» Objective
Print the listing below exactly.

» Records supplied
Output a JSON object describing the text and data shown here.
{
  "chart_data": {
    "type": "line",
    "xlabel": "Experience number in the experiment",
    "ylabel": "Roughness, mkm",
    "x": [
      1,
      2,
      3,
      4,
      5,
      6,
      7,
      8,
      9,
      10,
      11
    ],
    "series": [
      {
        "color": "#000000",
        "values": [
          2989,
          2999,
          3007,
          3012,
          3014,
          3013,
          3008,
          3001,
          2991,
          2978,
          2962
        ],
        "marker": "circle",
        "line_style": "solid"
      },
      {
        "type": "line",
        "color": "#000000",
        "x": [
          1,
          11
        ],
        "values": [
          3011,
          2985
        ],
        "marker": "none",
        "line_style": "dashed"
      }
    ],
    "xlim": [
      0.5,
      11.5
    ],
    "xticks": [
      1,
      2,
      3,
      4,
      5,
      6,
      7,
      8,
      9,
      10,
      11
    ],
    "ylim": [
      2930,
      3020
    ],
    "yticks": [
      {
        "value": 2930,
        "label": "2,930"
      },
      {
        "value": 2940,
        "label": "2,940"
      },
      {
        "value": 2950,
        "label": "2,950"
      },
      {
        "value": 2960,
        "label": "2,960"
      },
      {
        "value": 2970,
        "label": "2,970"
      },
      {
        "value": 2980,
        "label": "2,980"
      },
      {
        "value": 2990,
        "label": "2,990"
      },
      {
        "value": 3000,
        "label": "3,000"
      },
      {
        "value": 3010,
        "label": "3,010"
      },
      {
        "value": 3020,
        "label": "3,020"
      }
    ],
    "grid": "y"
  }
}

» Output for this task
Output a JSON object describing the text and data shown here.
{
  "chart_data": {
    "type": "line",
    "xlabel": "Experience number in the experiment",
    "ylabel": "Roughness, mkm",
    "x": [
      1,
      2,
      3,
      4,
      5,
      6,
      7,
      8,
      9,
      10,
      11
    ],
    "series": [
      {
        "color": "#000000",
        "values": [
          2989,
          2999,
          3007,
          3012,
          3014,
          3013,
          3008,
          3001,
          2991,
          2978,
          2962
        ],
        "marker": "circle",
        "line_style": "solid"
      },
      {
        "type": "line",
        "color": "#000000",
        "x": [
          1,
          11
        ],
        "values": [
          3011,
          2985
        ],
        "marker": "none",
        "line_style": "dashed"
      }
    ],
    "xlim": [
      0.5,
      11.5
    ],
    "xticks": [
      1,
      2,
      3,
      4,
      5,
      6,
      7,
      8,
      9,
      10,
      11
    ],
    "ylim": [
      2930,
      3020
    ],
    "yticks": [
      {
        "value": 2930,
        "label": "2,930"
      },
      {
        "value": 2940,
        "label": "2,940"
      },
      {
        "value": 2950,
        "label": "2,950"
      },
      {
        "value": 2960,
        "label": "2,960"
      },
      {
        "value": 2970,
        "label": "2,970"
      },
      {
        "value": 2980,
        "label": "2,980"
      },
      {
        "value": 2990,
        "label": "2,990"
      },
      {
        "value": 3000,
        "label": "3,000"
      },
      {
        "value": 3010,
        "label": "3,010"
      },
      {
        "value": 3020,
        "label": "3,020"
      }
    ],
    "grid": "y"
  }
}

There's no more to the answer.